In the listing below, find every line containing "开启时先区域释放阀后总控阀" and copy it out.

##########

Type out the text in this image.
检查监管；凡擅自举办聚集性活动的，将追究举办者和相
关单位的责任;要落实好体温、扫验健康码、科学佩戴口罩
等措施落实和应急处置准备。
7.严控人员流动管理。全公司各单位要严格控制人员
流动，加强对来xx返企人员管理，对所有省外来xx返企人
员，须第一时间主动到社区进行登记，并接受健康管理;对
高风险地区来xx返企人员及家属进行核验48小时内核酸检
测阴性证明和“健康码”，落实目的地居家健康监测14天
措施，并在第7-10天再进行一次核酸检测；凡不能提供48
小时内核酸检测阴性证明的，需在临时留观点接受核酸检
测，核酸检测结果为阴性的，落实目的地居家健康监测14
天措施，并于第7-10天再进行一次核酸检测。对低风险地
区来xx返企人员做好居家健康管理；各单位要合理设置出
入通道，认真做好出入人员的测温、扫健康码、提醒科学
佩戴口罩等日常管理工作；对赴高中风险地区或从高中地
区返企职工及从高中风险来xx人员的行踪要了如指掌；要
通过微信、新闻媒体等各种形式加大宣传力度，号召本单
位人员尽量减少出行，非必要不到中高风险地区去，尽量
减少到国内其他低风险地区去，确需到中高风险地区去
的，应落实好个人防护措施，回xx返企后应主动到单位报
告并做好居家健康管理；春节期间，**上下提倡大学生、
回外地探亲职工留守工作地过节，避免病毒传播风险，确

##########

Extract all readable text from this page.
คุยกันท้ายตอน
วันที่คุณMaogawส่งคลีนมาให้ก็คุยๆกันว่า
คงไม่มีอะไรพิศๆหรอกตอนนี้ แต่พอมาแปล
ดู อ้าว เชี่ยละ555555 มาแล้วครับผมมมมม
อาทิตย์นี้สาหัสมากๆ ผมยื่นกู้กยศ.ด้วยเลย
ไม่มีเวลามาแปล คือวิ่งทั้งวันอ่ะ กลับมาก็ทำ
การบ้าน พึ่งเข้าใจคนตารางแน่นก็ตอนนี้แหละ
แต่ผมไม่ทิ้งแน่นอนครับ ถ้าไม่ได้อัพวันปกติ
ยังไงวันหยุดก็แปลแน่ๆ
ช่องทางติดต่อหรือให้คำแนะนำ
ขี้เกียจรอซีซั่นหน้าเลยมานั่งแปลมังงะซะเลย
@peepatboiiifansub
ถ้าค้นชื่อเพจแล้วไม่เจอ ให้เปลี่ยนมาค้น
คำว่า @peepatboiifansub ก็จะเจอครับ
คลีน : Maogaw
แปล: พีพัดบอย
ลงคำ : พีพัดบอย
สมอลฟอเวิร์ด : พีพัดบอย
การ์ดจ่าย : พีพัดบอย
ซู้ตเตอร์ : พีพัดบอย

##########

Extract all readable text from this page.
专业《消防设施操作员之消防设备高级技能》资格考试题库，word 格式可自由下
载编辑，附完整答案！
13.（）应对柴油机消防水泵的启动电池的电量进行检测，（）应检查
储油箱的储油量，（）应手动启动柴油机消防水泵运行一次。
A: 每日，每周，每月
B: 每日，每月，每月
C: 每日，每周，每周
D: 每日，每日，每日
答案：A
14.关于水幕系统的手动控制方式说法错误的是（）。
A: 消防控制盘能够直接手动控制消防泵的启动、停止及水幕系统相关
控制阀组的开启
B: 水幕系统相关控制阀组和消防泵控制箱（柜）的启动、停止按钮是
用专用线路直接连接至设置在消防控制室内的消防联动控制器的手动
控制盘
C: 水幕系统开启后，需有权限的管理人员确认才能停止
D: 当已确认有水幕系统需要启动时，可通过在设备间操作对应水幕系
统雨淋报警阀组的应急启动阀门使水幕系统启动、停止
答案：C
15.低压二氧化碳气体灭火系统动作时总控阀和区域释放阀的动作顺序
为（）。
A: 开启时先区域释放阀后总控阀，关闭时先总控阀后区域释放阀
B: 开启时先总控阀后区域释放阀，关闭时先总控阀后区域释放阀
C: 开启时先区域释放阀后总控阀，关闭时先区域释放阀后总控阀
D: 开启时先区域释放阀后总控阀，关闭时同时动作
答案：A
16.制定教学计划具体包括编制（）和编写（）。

##########

- _FINISHED ANSWER_:
A: 开启时先区域释放阀后总控阀，关闭时先总控阀后区域释放阀
C: 开启时先区域释放阀后总控阀，关闭时先区域释放阀后总控阀
D: 开启时先区域释放阀后总控阀，关闭时同时动作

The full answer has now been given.